_The problem_
Lift every line from the entries that includes the word "WINVIP".

_Dataset records_
▬▬▬

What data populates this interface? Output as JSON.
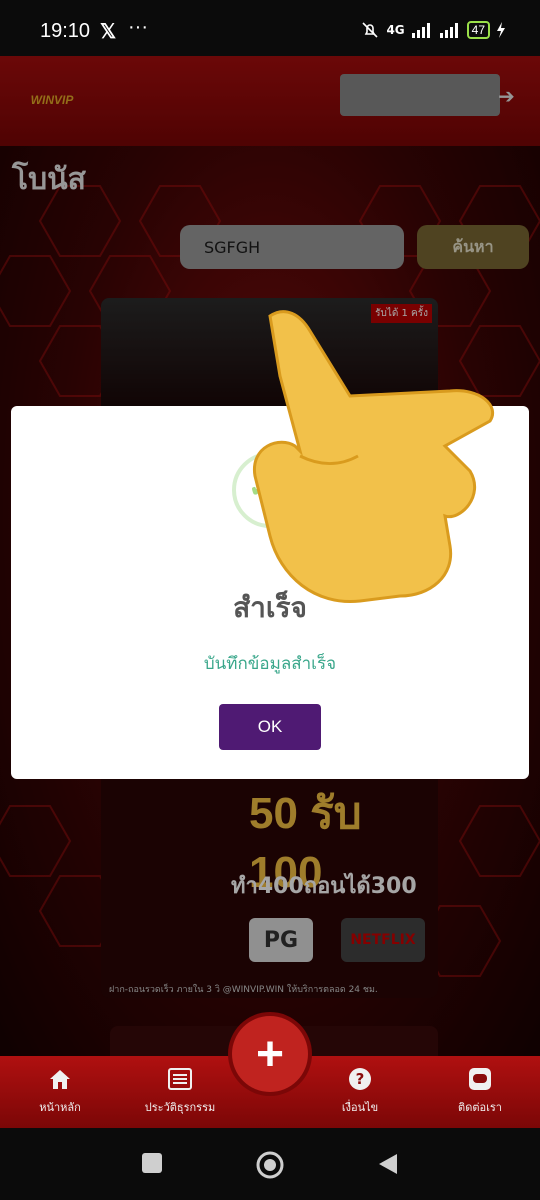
{
  "status_bar": {
    "time": "19:10",
    "x_label": "𝕏",
    "dots": "···",
    "network": "4G",
    "battery": "47"
  },
  "header": {
    "logo_text": "WINVIP"
  },
  "page": {
    "title": "โบนัส"
  },
  "search": {
    "value": "SGFGH",
    "button_label": "ค้นหา"
  },
  "promo": {
    "badge": "รับได้ 1 ครั้ง",
    "big_text": "50 รับ 100",
    "condition": "ทำ400ถอนได้300",
    "pg": "PG",
    "netflix": "NETFLIX",
    "footer": "ฝาก-ถอนรวดเร็ว ภายใน 3 วิ  @WINVIP.WIN  ให้บริการตลอด 24 ชม."
  },
  "dialog": {
    "title": "สำเร็จ",
    "message": "บันทึกข้อมูลสำเร็จ",
    "ok_label": "OK"
  },
  "bottom_nav": {
    "home": "หน้าหลัก",
    "history": "ประวัติธุรกรรม",
    "add": "+",
    "terms": "เงื่อนไข",
    "contact": "ติดต่อเรา"
  },
  "colors": {
    "header_red": "#a50d0d",
    "ok_purple": "#4f1a73",
    "search_gold": "#7a6833",
    "success_text": "#3aa78b"
  }
}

▬▬▬

_Output_
    "logo_text": "WINVIP"
    "footer": "ฝาก-ถอนรวดเร็ว ภายใน 3 วิ  @WINVIP.WIN  ให้บริการตลอด 24 ชม."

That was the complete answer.